Stated goal
Check each line of the material below, and copy it if it holds the string "Calabra".

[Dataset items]
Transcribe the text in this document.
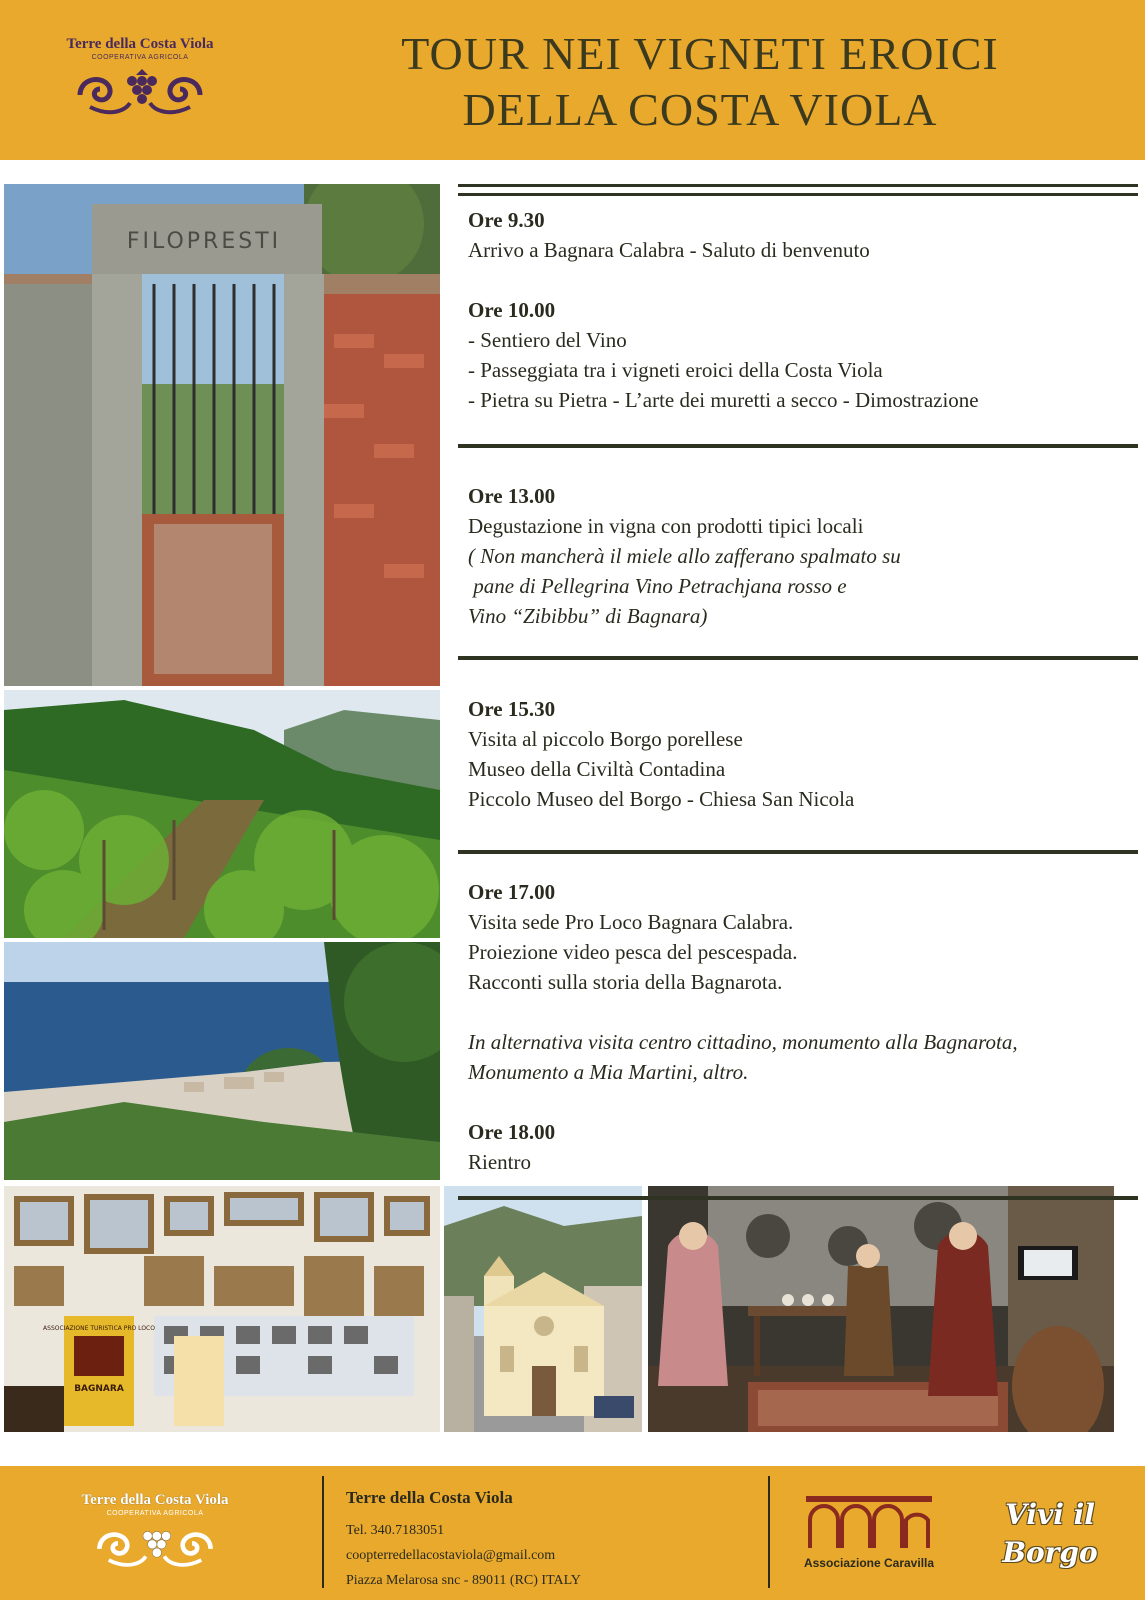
Terre della Costa Viola
COOPERATIVA AGRICOLA	TOUR NEI VIGNETI EROICI
DELLA COSTA VIOLA
FILOPRESTI
ASSOCIAZIONE TURISTICA PRO LOCO
BAGNARA

Ore 9.30

Arrivo a Bagnara Calabra - Saluto di benvenuto

Ore 10.00

- Sentiero del Vino

- Passeggiata tra i vigneti eroici della Costa Viola

- Pietra su Pietra - L’arte dei muretti a secco - Dimostrazione

Ore 13.00

Degustazione in vigna con prodotti tipici locali

( Non mancherà il miele allo zafferano spalmato su

pane di Pellegrina Vino Petrachjana rosso e

Vino “Zibibbu” di Bagnara)

Ore 15.30

Visita al piccolo Borgo porellese

Museo della Civiltà Contadina

Piccolo Museo del Borgo - Chiesa San Nicola

Ore 17.00

Visita sede Pro Loco Bagnara Calabra.

Proiezione video pesca del pescespada.

Racconti sulla storia della Bagnarota.

In alternativa visita centro cittadino, monumento alla Bagnarota,

Monumento a Mia Martini, altro.

Ore 18.00

Rientro

Terre della Costa Viola
COOPERATIVA AGRICOLA
Terre della Costa Viola
Tel. 340.7183051
coopterredellacostaviola@gmail.com
Piazza Melarosa snc - 89011 (RC) ITALY
Associazione Caravilla
Vivi il
Borgo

Answer for this exercise
Arrivo a Bagnara Calabra - Saluto di benvenuto
Visita sede Pro Loco Bagnara Calabra.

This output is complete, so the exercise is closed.